* [PROBLEM TO SOLVE]: Lines holding the string "fali" are the ones to copy; find them all in the data.

* [DATASET EXTRACT]:
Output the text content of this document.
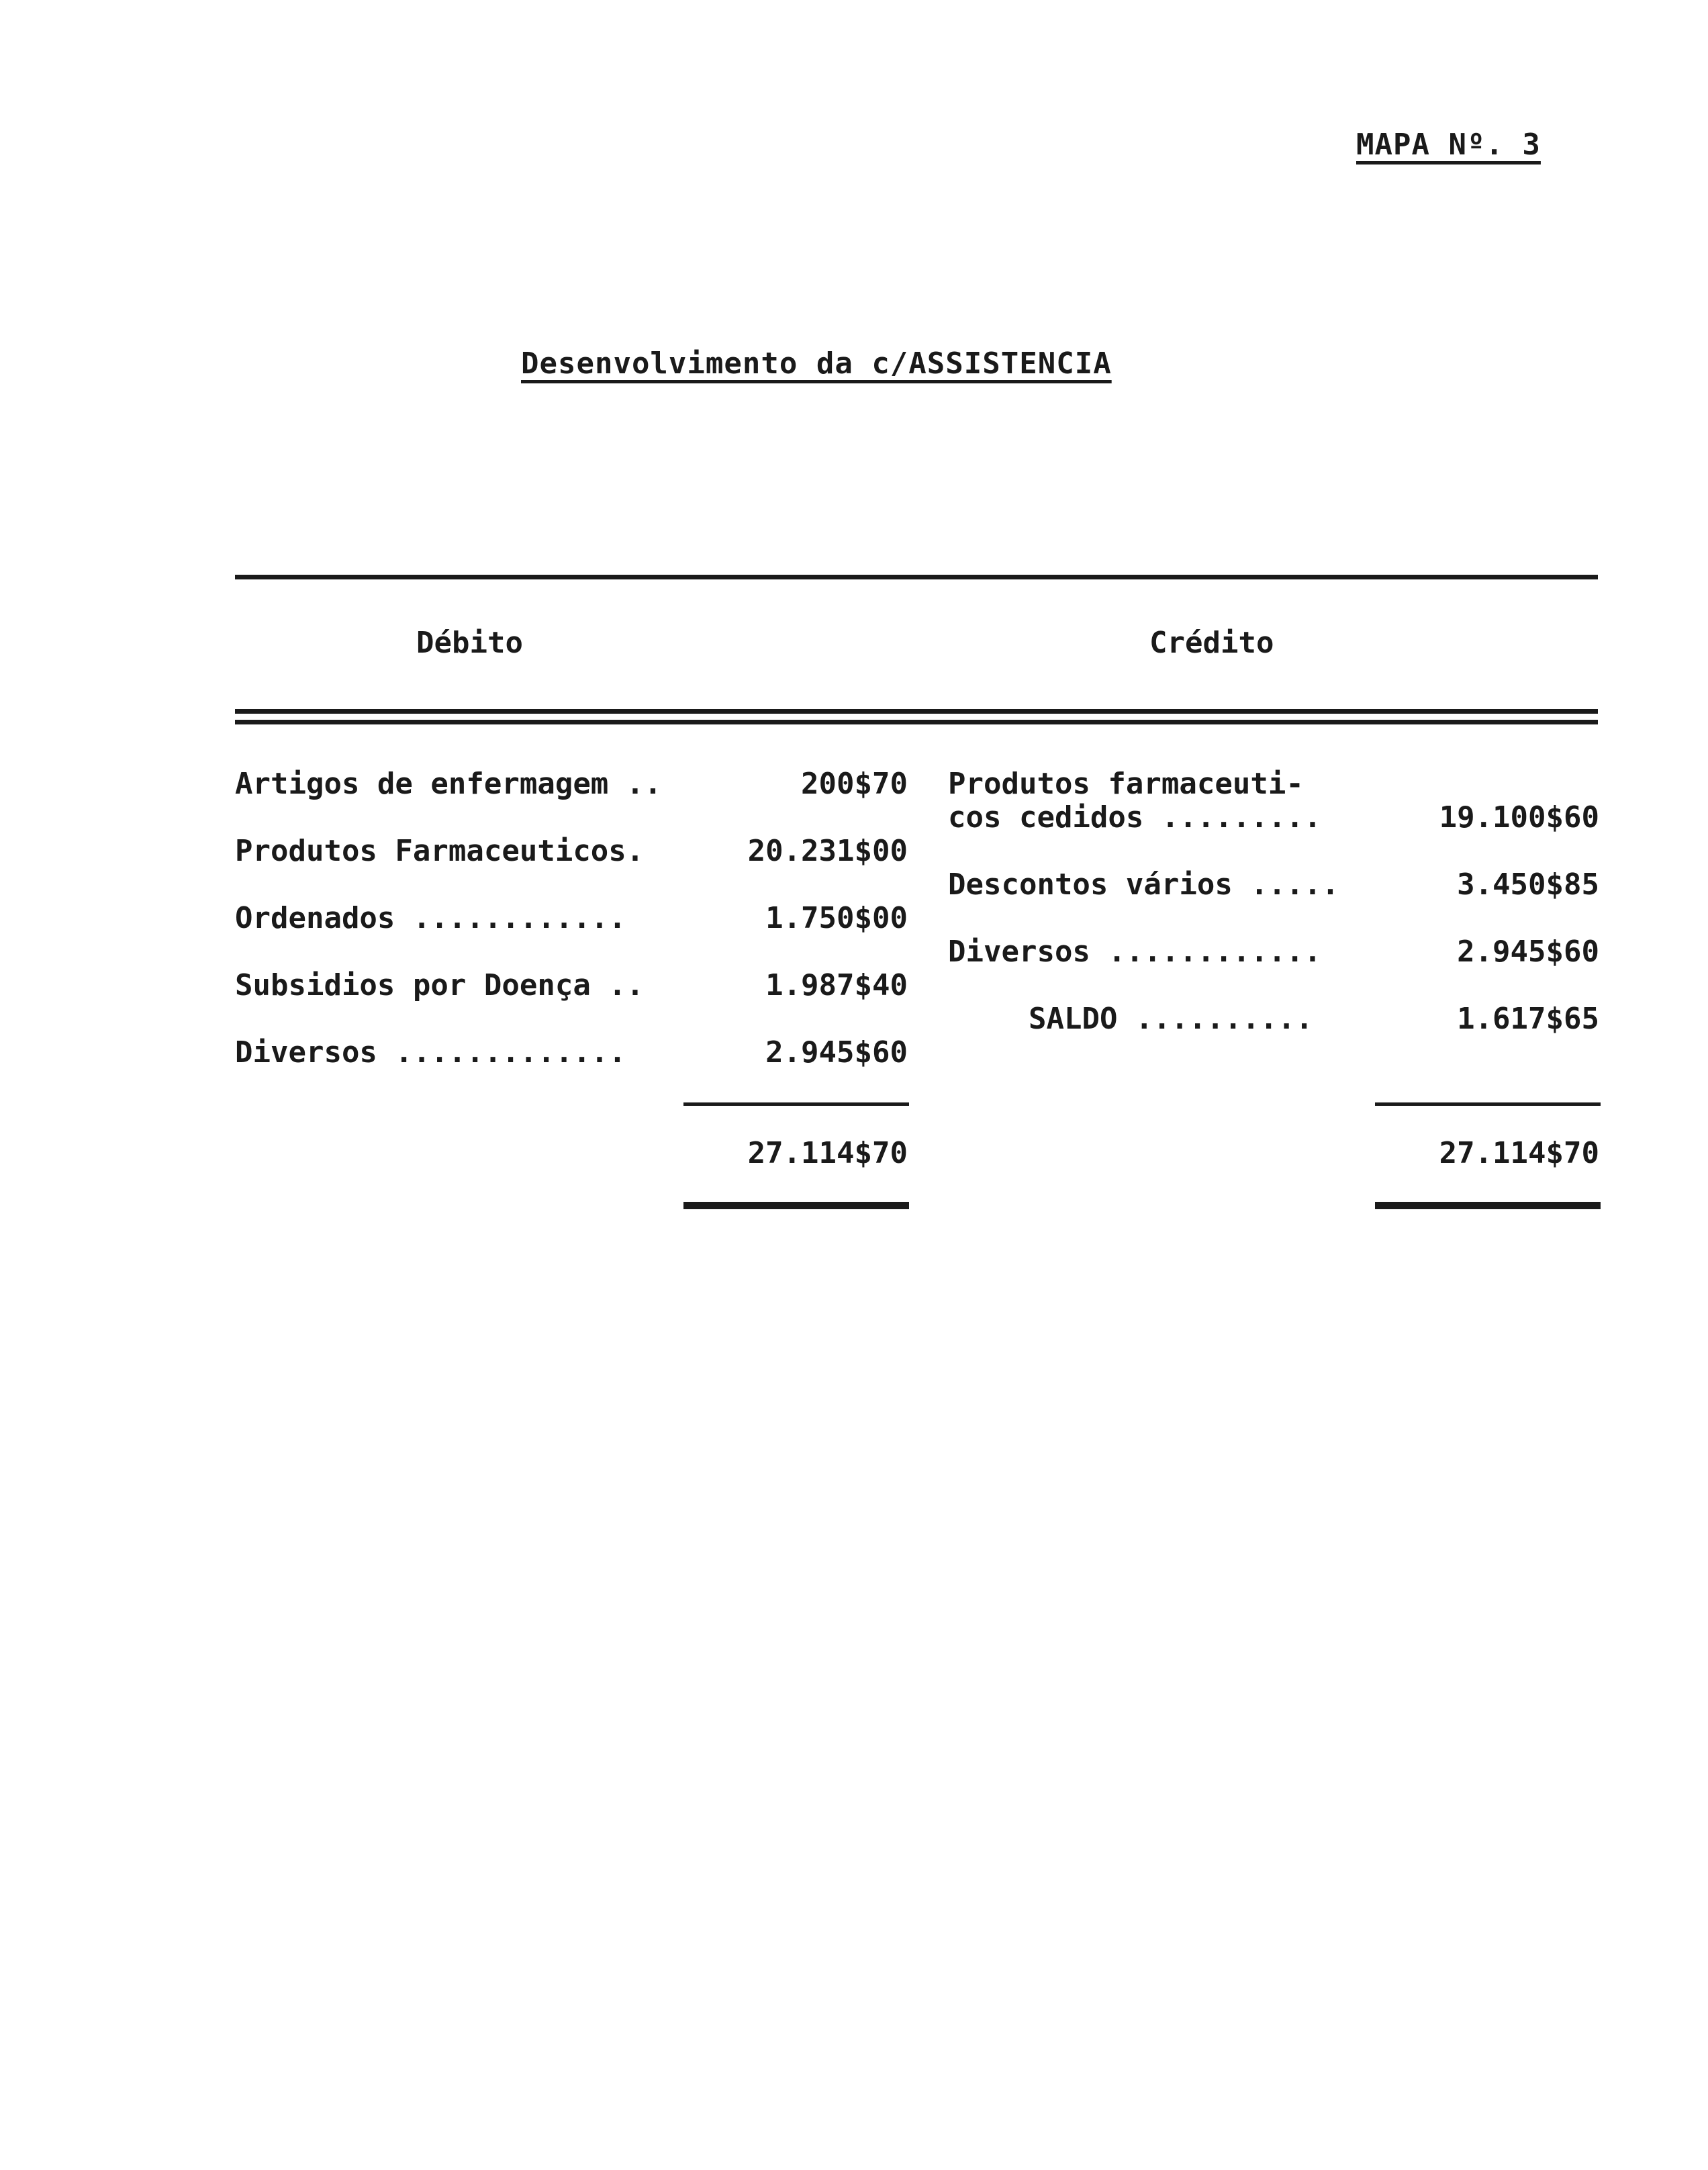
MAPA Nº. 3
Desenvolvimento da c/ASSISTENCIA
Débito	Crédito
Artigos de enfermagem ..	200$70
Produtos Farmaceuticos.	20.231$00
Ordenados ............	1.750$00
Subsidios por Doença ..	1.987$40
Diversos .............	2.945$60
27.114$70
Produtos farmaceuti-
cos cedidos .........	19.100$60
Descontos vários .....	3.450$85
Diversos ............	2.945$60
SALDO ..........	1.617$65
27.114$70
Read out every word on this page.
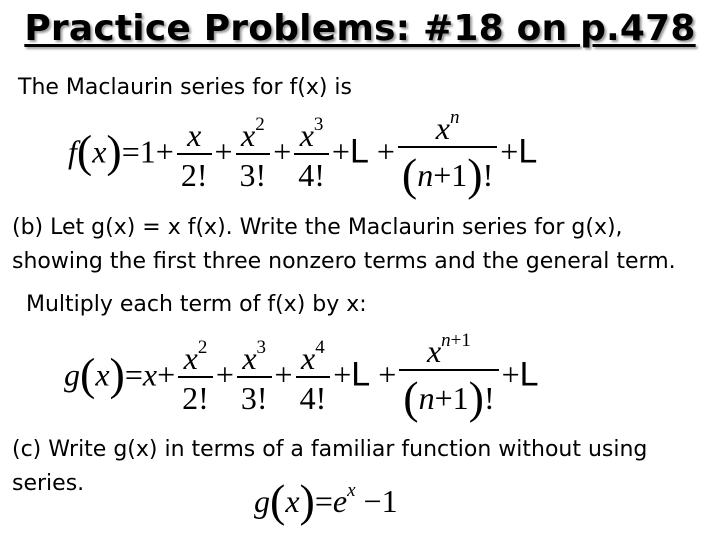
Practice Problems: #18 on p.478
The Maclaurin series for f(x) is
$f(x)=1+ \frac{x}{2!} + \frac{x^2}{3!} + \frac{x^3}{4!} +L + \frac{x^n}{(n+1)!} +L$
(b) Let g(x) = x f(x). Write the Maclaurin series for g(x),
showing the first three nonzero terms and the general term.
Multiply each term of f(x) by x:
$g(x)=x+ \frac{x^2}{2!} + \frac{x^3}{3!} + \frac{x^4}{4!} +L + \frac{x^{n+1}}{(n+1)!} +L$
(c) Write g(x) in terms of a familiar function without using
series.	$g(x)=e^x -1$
...
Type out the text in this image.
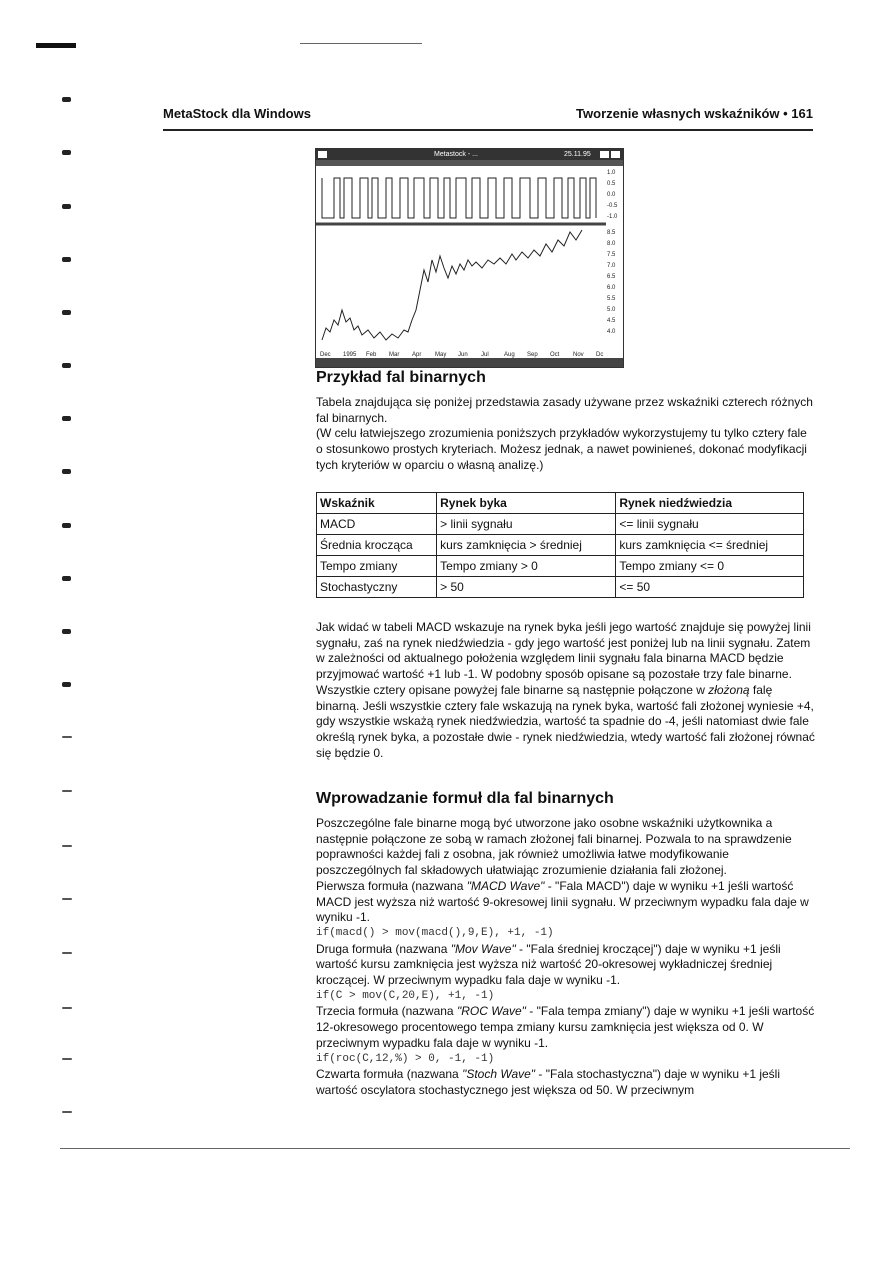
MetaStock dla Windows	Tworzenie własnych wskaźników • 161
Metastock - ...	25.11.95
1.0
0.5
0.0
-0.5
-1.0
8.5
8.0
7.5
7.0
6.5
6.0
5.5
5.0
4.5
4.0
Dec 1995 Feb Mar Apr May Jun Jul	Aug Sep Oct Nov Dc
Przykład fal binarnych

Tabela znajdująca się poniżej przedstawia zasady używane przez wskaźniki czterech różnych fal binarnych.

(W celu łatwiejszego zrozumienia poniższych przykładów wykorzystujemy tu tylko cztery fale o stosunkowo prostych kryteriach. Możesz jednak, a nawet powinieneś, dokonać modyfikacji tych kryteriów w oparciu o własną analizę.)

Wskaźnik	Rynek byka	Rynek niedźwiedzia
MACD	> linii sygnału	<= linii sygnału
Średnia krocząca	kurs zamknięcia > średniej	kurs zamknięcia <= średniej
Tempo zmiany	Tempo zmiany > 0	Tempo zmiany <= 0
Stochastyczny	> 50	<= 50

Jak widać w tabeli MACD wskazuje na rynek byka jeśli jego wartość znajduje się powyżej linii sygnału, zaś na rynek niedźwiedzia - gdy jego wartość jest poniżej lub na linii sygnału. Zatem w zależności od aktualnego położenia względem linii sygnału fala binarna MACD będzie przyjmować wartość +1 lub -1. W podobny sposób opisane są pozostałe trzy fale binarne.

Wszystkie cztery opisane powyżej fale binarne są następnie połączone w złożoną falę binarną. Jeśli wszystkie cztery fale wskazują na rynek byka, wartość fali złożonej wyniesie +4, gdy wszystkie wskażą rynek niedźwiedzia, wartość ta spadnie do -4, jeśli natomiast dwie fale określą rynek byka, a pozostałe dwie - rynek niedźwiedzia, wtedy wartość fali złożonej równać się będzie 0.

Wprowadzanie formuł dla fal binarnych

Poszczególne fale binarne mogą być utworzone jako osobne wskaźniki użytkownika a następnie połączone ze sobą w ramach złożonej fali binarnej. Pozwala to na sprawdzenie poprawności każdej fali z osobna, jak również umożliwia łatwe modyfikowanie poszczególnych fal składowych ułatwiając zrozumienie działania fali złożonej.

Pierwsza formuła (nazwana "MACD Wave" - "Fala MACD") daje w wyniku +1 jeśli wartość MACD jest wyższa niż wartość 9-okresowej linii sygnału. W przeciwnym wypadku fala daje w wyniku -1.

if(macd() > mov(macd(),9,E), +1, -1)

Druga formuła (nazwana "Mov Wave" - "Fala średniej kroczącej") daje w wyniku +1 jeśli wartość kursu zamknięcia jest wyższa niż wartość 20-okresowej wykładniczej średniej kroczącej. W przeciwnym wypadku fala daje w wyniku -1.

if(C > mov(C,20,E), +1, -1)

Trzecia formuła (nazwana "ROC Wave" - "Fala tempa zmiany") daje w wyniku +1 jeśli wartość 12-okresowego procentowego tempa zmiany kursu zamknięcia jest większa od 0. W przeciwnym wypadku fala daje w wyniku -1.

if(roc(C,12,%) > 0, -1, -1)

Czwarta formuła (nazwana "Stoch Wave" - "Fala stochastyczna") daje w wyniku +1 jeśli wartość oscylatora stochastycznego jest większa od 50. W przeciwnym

* [OUTPUT OF THE TASK]:
Wszystkie cztery opisane powyżej fale binarne są następnie połączone w złożoną falę binarną. Jeśli wszystkie cztery fale wskazują na rynek byka, wartość fali złożonej wyniesie +4, gdy wszystkie wskażą rynek niedźwiedzia, wartość ta spadnie do -4, jeśli natomiast dwie fale określą rynek byka, a pozostałe dwie - rynek niedźwiedzia, wtedy wartość fali złożonej równać się będzie 0.
Poszczególne fale binarne mogą być utworzone jako osobne wskaźniki użytkownika a następnie połączone ze sobą w ramach złożonej fali binarnej. Pozwala to na sprawdzenie poprawności każdej fali z osobna, jak również umożliwia łatwe modyfikowanie poszczególnych fal składowych ułatwiając zrozumienie działania fali złożonej.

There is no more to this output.